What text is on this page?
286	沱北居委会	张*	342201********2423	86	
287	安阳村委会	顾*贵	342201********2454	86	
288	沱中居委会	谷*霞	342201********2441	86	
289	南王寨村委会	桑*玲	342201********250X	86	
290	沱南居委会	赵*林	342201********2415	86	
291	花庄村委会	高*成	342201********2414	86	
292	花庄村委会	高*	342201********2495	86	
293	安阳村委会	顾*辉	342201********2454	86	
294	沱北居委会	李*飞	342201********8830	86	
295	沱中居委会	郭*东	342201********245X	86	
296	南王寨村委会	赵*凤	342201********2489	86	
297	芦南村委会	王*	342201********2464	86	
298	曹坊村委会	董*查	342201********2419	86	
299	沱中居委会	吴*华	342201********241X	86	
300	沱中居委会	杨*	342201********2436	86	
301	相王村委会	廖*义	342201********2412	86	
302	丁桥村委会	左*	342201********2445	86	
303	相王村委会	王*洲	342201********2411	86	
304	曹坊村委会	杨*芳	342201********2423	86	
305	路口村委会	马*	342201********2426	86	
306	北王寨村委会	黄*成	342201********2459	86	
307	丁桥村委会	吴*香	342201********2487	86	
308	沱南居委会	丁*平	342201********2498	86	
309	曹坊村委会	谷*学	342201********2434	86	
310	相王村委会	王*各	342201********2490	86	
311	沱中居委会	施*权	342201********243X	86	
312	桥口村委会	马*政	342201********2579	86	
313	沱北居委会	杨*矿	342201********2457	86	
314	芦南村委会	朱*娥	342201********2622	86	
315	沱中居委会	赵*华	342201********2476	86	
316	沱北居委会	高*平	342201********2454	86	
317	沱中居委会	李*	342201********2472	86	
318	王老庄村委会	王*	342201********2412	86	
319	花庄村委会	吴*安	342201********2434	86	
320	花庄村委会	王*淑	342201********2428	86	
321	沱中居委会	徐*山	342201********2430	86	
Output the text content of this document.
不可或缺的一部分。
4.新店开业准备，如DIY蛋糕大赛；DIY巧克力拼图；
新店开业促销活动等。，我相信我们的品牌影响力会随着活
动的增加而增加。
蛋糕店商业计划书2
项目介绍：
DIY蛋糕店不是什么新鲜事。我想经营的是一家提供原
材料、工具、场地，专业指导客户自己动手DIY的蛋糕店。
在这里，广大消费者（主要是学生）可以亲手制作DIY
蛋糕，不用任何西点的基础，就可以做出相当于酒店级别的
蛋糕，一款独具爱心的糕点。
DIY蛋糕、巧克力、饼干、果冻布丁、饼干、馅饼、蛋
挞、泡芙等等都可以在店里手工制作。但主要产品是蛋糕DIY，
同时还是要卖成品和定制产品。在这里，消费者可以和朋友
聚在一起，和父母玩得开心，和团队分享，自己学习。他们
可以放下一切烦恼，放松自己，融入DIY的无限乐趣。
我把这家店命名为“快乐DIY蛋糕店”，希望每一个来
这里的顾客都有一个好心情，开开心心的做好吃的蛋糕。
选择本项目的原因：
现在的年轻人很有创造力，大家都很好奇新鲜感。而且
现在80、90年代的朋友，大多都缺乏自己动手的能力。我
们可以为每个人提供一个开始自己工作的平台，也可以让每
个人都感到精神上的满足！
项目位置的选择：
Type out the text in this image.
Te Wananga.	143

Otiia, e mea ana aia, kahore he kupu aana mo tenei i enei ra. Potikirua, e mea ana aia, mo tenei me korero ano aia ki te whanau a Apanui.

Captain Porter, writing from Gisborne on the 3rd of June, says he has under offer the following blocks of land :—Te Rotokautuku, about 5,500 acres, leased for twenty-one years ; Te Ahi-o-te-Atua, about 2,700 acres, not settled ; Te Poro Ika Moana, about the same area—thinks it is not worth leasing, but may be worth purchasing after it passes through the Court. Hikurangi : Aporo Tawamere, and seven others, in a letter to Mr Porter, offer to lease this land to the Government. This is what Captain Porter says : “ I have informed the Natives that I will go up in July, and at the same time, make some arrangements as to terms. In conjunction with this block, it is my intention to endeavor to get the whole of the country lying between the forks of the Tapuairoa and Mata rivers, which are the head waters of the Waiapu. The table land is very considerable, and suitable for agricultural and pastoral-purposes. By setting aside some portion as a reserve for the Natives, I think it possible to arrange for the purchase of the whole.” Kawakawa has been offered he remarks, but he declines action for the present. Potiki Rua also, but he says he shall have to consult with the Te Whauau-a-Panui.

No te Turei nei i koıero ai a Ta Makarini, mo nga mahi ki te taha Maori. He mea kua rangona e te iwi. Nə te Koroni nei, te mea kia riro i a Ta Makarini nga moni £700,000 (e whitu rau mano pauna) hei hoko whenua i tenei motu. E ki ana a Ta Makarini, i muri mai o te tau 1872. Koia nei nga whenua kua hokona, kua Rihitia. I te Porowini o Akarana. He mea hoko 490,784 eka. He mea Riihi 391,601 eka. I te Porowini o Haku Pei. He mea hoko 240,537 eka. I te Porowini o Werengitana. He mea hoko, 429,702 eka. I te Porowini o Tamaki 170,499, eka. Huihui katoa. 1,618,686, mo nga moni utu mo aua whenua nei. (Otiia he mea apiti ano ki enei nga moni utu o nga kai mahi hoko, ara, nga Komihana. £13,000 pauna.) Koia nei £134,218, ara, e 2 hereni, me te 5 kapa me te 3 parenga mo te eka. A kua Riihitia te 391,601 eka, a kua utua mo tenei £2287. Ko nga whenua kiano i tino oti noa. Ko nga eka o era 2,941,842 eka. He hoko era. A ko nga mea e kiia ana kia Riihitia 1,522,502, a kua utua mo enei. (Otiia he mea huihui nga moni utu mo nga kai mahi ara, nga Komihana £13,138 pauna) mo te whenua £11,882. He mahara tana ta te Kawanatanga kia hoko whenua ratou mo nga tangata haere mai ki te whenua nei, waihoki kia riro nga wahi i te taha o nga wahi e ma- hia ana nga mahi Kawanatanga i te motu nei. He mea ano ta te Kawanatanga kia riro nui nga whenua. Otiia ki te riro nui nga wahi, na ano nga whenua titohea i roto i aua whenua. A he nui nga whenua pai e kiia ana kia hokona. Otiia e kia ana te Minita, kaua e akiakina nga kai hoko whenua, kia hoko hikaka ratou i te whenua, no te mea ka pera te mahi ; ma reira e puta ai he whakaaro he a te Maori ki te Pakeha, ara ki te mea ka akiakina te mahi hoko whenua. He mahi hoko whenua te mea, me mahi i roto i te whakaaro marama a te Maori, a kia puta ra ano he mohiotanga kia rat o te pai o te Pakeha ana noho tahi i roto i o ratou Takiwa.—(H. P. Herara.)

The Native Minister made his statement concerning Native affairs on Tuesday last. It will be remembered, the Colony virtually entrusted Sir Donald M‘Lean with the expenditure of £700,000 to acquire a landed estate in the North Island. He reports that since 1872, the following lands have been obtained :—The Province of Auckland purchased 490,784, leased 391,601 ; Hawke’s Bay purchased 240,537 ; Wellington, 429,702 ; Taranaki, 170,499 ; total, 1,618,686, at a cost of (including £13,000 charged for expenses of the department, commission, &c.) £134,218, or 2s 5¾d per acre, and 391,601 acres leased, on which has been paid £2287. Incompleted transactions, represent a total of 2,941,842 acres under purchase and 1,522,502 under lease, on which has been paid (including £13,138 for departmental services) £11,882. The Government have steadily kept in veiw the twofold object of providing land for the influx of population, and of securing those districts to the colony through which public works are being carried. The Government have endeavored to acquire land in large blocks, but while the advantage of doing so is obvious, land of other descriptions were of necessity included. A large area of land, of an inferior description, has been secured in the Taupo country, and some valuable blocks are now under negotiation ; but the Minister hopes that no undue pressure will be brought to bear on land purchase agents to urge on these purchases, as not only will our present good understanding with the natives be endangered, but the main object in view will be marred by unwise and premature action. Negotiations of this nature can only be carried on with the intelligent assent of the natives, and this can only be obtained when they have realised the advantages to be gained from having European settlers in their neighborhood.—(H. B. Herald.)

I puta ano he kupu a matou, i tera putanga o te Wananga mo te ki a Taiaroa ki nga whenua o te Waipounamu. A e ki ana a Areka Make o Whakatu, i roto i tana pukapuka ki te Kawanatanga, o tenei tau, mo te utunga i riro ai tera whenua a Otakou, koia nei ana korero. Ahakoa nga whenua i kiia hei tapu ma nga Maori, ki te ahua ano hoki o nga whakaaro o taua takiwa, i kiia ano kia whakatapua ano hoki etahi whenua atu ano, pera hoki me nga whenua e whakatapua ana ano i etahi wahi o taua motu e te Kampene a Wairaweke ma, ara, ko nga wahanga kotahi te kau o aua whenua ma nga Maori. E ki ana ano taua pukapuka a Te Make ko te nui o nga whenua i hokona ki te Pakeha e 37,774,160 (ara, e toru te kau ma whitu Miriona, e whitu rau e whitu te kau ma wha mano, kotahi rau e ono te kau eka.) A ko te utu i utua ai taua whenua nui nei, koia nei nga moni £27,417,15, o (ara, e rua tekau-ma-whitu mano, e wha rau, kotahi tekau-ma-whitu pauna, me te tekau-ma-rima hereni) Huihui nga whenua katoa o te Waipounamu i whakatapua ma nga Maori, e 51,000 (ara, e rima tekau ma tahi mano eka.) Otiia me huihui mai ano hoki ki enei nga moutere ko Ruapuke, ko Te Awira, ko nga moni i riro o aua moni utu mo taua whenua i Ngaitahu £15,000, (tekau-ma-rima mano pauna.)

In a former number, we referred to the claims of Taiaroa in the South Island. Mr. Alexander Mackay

● ● ● ● ●

Direction: Report how many lines in the listing include the word "沱北居委会". Give nothing but the count.

Full answer: 4